**Job**
Look below. Copy each line that has "Могила" in it.

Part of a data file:
=======

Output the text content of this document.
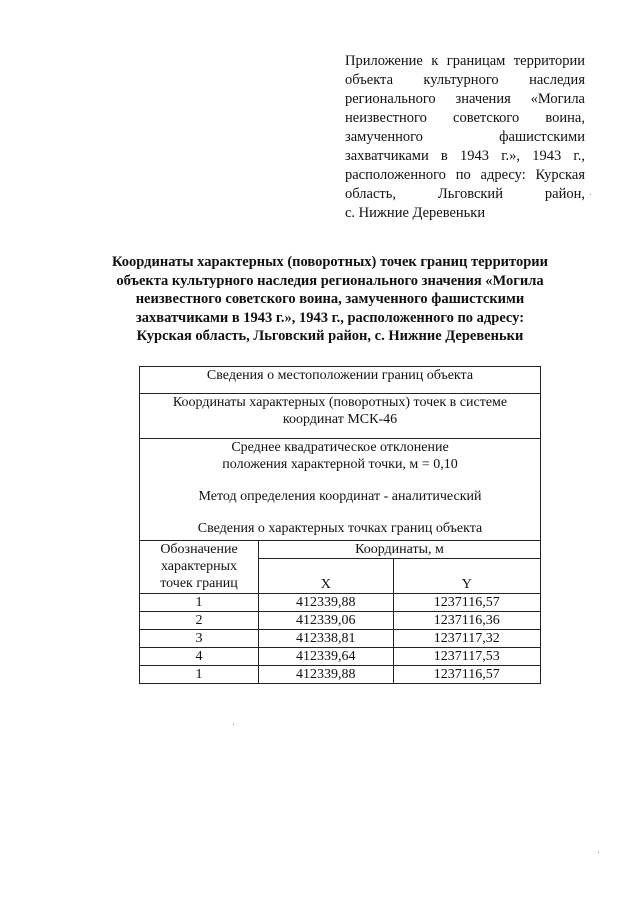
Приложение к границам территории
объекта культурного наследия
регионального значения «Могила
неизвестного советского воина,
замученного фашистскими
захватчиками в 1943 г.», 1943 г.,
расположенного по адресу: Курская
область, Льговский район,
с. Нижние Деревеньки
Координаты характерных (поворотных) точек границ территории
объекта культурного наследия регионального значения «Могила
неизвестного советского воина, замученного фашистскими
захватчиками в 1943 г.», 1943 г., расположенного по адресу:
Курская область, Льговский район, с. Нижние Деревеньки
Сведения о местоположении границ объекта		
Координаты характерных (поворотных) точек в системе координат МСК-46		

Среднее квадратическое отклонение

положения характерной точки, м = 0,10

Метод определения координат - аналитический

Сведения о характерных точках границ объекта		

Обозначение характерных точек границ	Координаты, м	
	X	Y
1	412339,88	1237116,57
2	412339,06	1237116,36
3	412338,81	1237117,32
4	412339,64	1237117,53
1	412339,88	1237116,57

=======

**Response to this exercise**
регионального значения «Могила
объекта культурного наследия регионального значения «Могила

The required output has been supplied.